● GIVEN PROBLEM
An exact copy of every record is needed.

● SUPPLIED RECORDS

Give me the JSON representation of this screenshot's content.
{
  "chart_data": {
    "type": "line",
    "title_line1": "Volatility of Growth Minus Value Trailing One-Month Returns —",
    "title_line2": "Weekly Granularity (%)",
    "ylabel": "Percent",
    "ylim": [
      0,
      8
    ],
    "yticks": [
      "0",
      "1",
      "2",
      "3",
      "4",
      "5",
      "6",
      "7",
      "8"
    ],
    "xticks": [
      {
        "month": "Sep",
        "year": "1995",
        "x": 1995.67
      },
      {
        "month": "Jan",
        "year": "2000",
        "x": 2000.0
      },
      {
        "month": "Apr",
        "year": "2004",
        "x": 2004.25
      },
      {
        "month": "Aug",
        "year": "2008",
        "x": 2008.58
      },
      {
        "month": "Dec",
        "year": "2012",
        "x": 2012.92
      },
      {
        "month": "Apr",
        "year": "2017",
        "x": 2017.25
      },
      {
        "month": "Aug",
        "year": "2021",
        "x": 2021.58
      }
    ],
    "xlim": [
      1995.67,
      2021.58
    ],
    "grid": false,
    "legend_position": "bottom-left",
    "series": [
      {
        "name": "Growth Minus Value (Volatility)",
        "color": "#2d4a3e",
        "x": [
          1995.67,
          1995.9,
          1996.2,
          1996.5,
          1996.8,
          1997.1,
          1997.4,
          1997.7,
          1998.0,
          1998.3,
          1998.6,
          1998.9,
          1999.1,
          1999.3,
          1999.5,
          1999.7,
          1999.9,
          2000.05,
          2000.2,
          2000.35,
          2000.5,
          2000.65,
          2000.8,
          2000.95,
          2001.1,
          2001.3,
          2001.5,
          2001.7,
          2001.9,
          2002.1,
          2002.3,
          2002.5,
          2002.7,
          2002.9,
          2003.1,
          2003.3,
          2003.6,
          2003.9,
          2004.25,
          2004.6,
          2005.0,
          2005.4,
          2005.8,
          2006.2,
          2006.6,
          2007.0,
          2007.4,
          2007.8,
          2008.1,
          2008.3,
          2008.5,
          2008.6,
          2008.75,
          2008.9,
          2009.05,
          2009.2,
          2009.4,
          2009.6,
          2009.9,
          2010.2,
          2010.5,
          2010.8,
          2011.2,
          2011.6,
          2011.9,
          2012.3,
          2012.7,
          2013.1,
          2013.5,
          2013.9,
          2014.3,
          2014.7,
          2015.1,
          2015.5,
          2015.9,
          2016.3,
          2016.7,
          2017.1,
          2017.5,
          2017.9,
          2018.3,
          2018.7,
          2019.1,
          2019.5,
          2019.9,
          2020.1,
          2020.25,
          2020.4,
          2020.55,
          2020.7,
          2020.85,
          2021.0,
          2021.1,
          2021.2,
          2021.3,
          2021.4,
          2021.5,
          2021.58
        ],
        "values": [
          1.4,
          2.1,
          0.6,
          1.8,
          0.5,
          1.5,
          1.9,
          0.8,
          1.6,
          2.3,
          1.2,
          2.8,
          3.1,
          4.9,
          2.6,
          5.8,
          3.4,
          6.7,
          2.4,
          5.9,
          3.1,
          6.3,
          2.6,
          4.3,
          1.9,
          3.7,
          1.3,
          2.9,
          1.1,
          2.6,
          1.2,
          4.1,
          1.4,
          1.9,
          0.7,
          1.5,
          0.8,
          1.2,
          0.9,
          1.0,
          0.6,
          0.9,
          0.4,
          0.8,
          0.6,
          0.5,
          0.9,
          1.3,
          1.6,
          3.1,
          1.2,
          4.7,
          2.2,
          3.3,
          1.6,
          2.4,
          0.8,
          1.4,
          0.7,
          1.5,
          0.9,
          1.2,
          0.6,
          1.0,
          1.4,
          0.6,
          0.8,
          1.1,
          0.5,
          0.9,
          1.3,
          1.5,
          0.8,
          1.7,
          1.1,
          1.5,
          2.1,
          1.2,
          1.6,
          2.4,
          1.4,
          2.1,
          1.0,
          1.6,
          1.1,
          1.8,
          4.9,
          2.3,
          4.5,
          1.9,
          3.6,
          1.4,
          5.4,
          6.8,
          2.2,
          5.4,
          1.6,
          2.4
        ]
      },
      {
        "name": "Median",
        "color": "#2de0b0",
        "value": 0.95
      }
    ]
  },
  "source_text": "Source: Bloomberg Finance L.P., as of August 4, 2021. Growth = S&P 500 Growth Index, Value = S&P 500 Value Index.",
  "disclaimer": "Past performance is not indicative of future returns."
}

● ANSWER TO THIS PROBLEM
Give me the JSON representation of this screenshot's content.
{
  "chart_data": {
    "type": "line",
    "title_line1": "Volatility of Growth Minus Value Trailing One-Month Returns —",
    "title_line2": "Weekly Granularity (%)",
    "ylabel": "Percent",
    "ylim": [
      0,
      8
    ],
    "yticks": [
      "0",
      "1",
      "2",
      "3",
      "4",
      "5",
      "6",
      "7",
      "8"
    ],
    "xticks": [
      {
        "month": "Sep",
        "year": "1995",
        "x": 1995.67
      },
      {
        "month": "Jan",
        "year": "2000",
        "x": 2000.0
      },
      {
        "month": "Apr",
        "year": "2004",
        "x": 2004.25
      },
      {
        "month": "Aug",
        "year": "2008",
        "x": 2008.58
      },
      {
        "month": "Dec",
        "year": "2012",
        "x": 2012.92
      },
      {
        "month": "Apr",
        "year": "2017",
        "x": 2017.25
      },
      {
        "month": "Aug",
        "year": "2021",
        "x": 2021.58
      }
    ],
    "xlim": [
      1995.67,
      2021.58
    ],
    "grid": false,
    "legend_position": "bottom-left",
    "series": [
      {
        "name": "Growth Minus Value (Volatility)",
        "color": "#2d4a3e",
        "x": [
          1995.67,
          1995.9,
          1996.2,
          1996.5,
          1996.8,
          1997.1,
          1997.4,
          1997.7,
          1998.0,
          1998.3,
          1998.6,
          1998.9,
          1999.1,
          1999.3,
          1999.5,
          1999.7,
          1999.9,
          2000.05,
          2000.2,
          2000.35,
          2000.5,
          2000.65,
          2000.8,
          2000.95,
          2001.1,
          2001.3,
          2001.5,
          2001.7,
          2001.9,
          2002.1,
          2002.3,
          2002.5,
          2002.7,
          2002.9,
          2003.1,
          2003.3,
          2003.6,
          2003.9,
          2004.25,
          2004.6,
          2005.0,
          2005.4,
          2005.8,
          2006.2,
          2006.6,
          2007.0,
          2007.4,
          2007.8,
          2008.1,
          2008.3,
          2008.5,
          2008.6,
          2008.75,
          2008.9,
          2009.05,
          2009.2,
          2009.4,
          2009.6,
          2009.9,
          2010.2,
          2010.5,
          2010.8,
          2011.2,
          2011.6,
          2011.9,
          2012.3,
          2012.7,
          2013.1,
          2013.5,
          2013.9,
          2014.3,
          2014.7,
          2015.1,
          2015.5,
          2015.9,
          2016.3,
          2016.7,
          2017.1,
          2017.5,
          2017.9,
          2018.3,
          2018.7,
          2019.1,
          2019.5,
          2019.9,
          2020.1,
          2020.25,
          2020.4,
          2020.55,
          2020.7,
          2020.85,
          2021.0,
          2021.1,
          2021.2,
          2021.3,
          2021.4,
          2021.5,
          2021.58
        ],
        "values": [
          1.4,
          2.1,
          0.6,
          1.8,
          0.5,
          1.5,
          1.9,
          0.8,
          1.6,
          2.3,
          1.2,
          2.8,
          3.1,
          4.9,
          2.6,
          5.8,
          3.4,
          6.7,
          2.4,
          5.9,
          3.1,
          6.3,
          2.6,
          4.3,
          1.9,
          3.7,
          1.3,
          2.9,
          1.1,
          2.6,
          1.2,
          4.1,
          1.4,
          1.9,
          0.7,
          1.5,
          0.8,
          1.2,
          0.9,
          1.0,
          0.6,
          0.9,
          0.4,
          0.8,
          0.6,
          0.5,
          0.9,
          1.3,
          1.6,
          3.1,
          1.2,
          4.7,
          2.2,
          3.3,
          1.6,
          2.4,
          0.8,
          1.4,
          0.7,
          1.5,
          0.9,
          1.2,
          0.6,
          1.0,
          1.4,
          0.6,
          0.8,
          1.1,
          0.5,
          0.9,
          1.3,
          1.5,
          0.8,
          1.7,
          1.1,
          1.5,
          2.1,
          1.2,
          1.6,
          2.4,
          1.4,
          2.1,
          1.0,
          1.6,
          1.1,
          1.8,
          4.9,
          2.3,
          4.5,
          1.9,
          3.6,
          1.4,
          5.4,
          6.8,
          2.2,
          5.4,
          1.6,
          2.4
        ]
      },
      {
        "name": "Median",
        "color": "#2de0b0",
        "value": 0.95
      }
    ]
  },
  "source_text": "Source: Bloomberg Finance L.P., as of August 4, 2021. Growth = S&P 500 Growth Index, Value = S&P 500 Value Index.",
  "disclaimer": "Past performance is not indicative of future returns."
}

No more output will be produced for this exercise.